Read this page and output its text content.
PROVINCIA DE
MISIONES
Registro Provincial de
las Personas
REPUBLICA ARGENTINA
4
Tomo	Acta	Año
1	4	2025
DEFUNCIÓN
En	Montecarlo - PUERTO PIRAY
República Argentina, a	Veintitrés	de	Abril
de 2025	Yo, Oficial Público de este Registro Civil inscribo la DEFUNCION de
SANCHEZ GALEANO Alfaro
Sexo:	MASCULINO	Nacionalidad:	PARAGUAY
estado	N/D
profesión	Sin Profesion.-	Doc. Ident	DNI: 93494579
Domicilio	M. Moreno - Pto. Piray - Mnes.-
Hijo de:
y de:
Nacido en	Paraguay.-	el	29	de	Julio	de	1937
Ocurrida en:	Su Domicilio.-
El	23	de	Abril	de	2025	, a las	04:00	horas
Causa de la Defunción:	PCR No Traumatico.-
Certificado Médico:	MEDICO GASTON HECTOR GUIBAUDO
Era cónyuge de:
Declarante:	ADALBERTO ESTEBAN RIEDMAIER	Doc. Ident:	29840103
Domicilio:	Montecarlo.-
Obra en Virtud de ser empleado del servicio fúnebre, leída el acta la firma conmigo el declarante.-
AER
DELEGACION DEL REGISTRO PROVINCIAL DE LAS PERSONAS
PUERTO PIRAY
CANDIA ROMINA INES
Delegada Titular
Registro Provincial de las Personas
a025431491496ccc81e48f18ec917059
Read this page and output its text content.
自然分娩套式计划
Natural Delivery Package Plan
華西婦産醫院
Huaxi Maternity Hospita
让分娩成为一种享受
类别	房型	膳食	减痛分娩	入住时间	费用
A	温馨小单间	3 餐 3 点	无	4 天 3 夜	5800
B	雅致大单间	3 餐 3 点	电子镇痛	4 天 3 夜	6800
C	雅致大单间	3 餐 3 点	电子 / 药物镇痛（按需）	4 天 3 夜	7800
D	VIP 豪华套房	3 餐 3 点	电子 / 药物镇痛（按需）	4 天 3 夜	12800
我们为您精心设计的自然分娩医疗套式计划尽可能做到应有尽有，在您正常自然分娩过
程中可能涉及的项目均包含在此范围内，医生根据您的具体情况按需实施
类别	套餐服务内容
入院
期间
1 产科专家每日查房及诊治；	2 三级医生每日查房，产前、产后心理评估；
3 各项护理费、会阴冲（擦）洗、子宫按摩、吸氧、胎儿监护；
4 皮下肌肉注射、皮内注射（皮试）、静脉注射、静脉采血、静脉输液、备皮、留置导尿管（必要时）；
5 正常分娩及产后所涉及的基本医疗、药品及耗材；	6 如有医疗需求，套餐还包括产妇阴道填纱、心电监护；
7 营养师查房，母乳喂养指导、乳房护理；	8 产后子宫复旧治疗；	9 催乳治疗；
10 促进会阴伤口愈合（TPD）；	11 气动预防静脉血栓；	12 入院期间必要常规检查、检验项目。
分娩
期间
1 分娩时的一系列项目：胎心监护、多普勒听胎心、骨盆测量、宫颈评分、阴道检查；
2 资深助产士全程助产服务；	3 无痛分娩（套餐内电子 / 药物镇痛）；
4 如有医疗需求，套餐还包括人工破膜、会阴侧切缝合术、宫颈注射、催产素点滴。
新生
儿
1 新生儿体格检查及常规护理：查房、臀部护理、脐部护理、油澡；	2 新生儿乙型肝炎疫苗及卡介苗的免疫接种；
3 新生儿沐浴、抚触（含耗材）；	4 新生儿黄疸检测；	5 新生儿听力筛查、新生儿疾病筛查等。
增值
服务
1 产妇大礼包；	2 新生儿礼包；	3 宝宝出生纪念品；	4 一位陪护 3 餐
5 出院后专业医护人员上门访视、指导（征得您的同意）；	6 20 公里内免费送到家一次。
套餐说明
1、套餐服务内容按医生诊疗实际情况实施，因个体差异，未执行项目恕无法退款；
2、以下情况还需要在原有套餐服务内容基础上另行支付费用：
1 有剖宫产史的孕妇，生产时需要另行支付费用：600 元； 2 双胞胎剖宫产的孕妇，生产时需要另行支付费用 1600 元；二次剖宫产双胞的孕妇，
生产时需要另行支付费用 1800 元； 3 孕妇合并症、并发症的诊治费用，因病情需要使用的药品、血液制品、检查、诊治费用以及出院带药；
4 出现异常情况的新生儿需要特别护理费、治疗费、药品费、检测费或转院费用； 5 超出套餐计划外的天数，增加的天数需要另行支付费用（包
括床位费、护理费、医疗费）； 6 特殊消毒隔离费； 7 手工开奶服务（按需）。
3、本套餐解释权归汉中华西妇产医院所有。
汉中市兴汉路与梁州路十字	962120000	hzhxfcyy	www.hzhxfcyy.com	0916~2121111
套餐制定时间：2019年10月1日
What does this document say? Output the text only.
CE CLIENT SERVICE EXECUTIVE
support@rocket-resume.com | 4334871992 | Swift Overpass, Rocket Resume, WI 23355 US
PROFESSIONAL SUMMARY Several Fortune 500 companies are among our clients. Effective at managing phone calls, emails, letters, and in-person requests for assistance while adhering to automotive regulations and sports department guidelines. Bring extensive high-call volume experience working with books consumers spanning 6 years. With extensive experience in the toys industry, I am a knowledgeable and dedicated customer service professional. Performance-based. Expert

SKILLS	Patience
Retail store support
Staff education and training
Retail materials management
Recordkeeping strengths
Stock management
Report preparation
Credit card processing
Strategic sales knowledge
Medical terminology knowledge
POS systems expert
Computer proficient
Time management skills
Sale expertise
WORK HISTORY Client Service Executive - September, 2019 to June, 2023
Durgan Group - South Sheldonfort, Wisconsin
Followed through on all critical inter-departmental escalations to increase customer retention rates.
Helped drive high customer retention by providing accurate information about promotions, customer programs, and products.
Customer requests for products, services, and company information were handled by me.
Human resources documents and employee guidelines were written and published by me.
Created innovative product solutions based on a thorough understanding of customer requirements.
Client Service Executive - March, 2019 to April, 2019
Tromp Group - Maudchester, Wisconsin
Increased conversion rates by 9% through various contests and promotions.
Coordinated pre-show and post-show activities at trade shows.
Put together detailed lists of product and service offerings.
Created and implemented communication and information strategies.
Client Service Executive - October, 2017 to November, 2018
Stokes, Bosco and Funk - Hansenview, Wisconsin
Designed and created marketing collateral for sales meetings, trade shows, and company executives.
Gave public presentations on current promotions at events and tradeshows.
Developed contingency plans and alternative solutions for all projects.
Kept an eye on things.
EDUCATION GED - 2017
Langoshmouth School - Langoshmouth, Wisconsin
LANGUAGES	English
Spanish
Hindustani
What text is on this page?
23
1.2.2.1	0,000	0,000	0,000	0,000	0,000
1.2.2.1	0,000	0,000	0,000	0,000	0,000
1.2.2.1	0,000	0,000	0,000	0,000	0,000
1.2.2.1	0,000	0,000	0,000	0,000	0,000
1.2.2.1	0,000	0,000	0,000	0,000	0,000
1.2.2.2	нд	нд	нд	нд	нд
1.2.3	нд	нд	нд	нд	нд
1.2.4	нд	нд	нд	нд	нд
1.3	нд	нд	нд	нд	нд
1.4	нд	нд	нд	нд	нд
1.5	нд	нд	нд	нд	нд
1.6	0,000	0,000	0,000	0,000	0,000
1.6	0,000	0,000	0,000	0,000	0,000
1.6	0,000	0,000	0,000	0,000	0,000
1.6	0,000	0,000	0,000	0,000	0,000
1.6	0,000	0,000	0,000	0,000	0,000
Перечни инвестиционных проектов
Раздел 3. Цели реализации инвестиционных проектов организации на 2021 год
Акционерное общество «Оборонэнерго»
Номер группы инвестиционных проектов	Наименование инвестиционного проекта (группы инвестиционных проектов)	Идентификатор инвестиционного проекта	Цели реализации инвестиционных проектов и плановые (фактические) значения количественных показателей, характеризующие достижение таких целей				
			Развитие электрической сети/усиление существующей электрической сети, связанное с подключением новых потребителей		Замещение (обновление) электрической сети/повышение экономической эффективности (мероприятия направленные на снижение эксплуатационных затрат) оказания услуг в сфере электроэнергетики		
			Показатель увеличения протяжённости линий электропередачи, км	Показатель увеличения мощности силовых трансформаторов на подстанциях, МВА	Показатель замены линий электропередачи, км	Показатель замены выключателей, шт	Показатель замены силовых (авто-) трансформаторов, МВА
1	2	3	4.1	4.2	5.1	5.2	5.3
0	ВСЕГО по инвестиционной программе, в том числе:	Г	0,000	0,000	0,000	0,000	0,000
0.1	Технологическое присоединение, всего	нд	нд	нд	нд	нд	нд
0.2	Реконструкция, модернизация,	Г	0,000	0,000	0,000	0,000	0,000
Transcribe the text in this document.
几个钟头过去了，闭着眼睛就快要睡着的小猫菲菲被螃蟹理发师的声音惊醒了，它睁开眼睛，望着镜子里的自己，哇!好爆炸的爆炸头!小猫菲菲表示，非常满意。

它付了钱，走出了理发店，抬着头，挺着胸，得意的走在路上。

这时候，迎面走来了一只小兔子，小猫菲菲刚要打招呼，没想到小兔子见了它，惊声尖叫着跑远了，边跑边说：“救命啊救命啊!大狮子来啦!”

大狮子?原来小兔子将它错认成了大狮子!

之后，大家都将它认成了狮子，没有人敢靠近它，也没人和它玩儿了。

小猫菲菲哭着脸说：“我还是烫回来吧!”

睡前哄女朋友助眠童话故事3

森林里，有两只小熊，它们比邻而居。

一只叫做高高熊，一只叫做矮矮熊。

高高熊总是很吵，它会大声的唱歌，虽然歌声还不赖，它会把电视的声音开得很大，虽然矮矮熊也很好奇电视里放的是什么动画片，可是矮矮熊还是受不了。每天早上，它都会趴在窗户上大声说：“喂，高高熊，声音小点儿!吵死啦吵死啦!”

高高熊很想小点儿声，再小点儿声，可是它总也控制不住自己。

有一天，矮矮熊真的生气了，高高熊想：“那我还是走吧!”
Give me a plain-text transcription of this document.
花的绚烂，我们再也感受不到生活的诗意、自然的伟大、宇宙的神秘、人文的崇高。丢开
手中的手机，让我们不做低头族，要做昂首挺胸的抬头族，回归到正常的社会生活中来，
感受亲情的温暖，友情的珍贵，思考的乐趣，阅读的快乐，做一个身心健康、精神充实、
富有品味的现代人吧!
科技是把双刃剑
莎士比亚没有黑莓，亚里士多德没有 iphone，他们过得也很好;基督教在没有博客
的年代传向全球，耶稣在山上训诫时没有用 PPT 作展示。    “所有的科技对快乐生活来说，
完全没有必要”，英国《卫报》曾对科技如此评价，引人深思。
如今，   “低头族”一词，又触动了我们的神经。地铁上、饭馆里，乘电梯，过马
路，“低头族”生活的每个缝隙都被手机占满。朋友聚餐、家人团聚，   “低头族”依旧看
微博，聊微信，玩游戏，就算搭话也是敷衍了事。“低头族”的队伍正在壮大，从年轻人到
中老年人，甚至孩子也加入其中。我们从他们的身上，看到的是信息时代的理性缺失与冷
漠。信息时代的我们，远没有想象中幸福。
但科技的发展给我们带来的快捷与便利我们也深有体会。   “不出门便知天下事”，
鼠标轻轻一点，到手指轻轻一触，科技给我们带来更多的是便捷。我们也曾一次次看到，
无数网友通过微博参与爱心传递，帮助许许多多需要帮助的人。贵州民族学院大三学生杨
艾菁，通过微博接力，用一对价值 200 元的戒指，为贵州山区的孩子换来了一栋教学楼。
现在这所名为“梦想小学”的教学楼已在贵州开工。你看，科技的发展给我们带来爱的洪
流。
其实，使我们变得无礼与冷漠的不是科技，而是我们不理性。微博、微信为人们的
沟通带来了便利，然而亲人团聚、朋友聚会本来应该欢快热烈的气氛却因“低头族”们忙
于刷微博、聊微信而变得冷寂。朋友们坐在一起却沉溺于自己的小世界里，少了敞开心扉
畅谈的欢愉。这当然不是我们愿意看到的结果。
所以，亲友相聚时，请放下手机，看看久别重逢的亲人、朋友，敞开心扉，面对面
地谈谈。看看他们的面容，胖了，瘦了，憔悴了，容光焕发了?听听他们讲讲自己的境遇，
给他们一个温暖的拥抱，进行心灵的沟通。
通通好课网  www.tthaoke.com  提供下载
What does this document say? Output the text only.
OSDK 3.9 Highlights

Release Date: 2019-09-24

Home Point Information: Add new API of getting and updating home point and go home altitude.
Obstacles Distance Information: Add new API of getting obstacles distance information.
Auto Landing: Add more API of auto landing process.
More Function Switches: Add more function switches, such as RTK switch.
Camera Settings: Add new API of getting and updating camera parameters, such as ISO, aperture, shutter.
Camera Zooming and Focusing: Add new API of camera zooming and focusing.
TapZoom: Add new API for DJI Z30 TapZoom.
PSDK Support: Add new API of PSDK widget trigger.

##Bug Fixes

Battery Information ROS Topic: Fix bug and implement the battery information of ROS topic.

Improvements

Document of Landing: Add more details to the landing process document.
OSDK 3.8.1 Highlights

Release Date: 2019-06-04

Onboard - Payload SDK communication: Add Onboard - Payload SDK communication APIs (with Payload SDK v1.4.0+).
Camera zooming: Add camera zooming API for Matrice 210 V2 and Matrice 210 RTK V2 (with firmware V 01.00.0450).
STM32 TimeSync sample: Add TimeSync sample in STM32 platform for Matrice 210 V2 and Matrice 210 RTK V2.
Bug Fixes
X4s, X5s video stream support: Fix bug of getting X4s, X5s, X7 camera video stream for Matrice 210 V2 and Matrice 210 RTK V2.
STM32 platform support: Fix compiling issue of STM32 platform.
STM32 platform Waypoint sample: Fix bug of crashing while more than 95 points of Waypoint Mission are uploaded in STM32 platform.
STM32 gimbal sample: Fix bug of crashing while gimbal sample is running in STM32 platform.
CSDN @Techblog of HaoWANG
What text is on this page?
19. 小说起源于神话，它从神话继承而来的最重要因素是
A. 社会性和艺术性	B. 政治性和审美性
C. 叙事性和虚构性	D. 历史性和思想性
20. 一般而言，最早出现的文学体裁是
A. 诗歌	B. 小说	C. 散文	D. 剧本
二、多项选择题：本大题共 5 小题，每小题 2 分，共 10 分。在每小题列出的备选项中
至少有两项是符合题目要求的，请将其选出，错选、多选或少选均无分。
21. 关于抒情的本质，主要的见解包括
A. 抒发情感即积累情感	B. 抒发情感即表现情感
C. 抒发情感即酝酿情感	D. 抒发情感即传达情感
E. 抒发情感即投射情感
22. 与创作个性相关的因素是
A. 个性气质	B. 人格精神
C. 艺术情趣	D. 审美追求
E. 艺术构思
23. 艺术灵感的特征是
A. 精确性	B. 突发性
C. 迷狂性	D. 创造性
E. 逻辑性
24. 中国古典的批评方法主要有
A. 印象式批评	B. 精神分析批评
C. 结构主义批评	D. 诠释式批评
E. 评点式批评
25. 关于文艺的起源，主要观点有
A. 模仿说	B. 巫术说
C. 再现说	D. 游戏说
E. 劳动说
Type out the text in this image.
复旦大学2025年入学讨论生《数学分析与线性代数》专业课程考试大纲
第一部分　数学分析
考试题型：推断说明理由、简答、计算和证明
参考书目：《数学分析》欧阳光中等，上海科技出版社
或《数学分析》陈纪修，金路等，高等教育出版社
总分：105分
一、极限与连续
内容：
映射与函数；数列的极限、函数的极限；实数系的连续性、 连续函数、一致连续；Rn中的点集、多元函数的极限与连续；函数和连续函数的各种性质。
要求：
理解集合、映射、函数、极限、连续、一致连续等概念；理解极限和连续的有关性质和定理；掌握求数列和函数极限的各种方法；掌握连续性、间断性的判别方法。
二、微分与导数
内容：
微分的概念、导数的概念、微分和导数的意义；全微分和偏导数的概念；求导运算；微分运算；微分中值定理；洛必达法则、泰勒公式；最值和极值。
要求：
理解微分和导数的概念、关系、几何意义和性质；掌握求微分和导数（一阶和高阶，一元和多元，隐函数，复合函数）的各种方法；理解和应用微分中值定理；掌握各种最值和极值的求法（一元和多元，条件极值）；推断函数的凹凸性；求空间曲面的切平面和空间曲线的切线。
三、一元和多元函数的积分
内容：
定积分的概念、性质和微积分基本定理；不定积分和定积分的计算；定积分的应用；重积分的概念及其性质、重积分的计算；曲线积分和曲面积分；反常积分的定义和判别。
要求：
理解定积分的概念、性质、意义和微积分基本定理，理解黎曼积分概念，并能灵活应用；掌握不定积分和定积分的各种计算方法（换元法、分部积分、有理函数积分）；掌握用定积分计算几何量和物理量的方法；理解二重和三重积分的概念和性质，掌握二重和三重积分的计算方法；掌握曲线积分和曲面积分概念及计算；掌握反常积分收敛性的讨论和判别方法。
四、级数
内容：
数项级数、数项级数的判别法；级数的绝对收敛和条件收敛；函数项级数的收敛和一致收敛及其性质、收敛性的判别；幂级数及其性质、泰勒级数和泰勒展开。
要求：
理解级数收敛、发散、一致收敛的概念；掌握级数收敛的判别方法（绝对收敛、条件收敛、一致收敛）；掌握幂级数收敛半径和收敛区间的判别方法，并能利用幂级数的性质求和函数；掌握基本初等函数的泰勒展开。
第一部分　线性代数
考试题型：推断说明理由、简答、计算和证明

──────────

List the lines of the entries that include "Highlights".

OSDK 3.9 Highlights
OSDK 3.8.1 Highlights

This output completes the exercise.